> [What to do]:
Give the entries again, word for word.

(begin)

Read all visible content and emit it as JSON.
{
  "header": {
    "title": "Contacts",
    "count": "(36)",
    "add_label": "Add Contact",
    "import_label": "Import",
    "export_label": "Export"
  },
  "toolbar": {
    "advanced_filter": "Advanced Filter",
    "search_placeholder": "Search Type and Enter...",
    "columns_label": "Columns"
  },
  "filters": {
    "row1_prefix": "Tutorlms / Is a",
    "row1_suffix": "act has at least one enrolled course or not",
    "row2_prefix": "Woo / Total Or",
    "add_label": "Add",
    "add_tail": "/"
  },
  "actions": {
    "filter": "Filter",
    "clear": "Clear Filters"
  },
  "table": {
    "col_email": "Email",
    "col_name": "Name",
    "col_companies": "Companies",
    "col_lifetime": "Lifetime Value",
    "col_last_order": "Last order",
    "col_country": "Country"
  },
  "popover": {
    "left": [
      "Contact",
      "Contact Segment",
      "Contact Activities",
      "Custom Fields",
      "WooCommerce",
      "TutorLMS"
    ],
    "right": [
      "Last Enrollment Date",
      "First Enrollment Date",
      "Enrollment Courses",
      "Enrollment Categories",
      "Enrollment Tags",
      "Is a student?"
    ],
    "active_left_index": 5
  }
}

(end)

> [The reply]:
Read all visible content and emit it as JSON.
{
  "header": {
    "title": "Contacts",
    "count": "(36)",
    "add_label": "Add Contact",
    "import_label": "Import",
    "export_label": "Export"
  },
  "toolbar": {
    "advanced_filter": "Advanced Filter",
    "search_placeholder": "Search Type and Enter...",
    "columns_label": "Columns"
  },
  "filters": {
    "row1_prefix": "Tutorlms / Is a",
    "row1_suffix": "act has at least one enrolled course or not",
    "row2_prefix": "Woo / Total Or",
    "add_label": "Add",
    "add_tail": "/"
  },
  "actions": {
    "filter": "Filter",
    "clear": "Clear Filters"
  },
  "table": {
    "col_email": "Email",
    "col_name": "Name",
    "col_companies": "Companies",
    "col_lifetime": "Lifetime Value",
    "col_last_order": "Last order",
    "col_country": "Country"
  },
  "popover": {
    "left": [
      "Contact",
      "Contact Segment",
      "Contact Activities",
      "Custom Fields",
      "WooCommerce",
      "TutorLMS"
    ],
    "right": [
      "Last Enrollment Date",
      "First Enrollment Date",
      "Enrollment Courses",
      "Enrollment Categories",
      "Enrollment Tags",
      "Is a student?"
    ],
    "active_left_index": 5
  }
}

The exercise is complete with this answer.